### Aim of the exercise
Reply with nothing except the number of lines that contain the word "таблетки".

### Raw data

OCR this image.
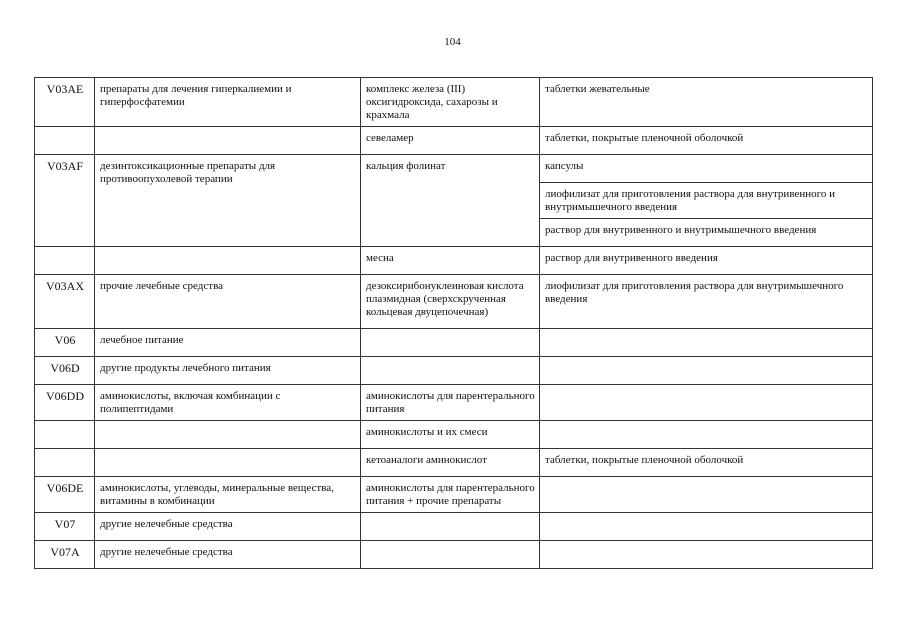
104
V03AE	препараты для лечения гиперкалиемии и гиперфосфатемии	комплекс железа (III) оксигидроксида, сахарозы и крахмала	таблетки жевательные
		севеламер	таблетки, покрытые пленочной оболочкой
V03AF	дезинтоксикационные препараты для противоопухолевой терапии	кальция фолинат	капсулы
			лиофилизат для приготовления раствора для внутривенного и внутримышечного введения
			раствор для внутривенного и внутримышечного введения
		месна	раствор для внутривенного введения
V03AX	прочие лечебные средства	дезоксирибонуклеиновая кислота плазмидная (сверхскрученная кольцевая двуцепочечная)	лиофилизат для приготовления раствора для внутримышечного введения
V06	лечебное питание		
V06D	другие продукты лечебного питания		
V06DD	аминокислоты, включая комбинации с полипептидами	аминокислоты для парентерального питания	
		аминокислоты и их смеси	
		кетоаналоги аминокислот	таблетки, покрытые пленочной оболочкой
V06DE	аминокислоты, углеводы, минеральные вещества, витамины в комбинации	аминокислоты для парентерального питания + прочие препараты	
V07	другие нелечебные средства		
V07A	другие нелечебные средства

### Reply to the exercise
3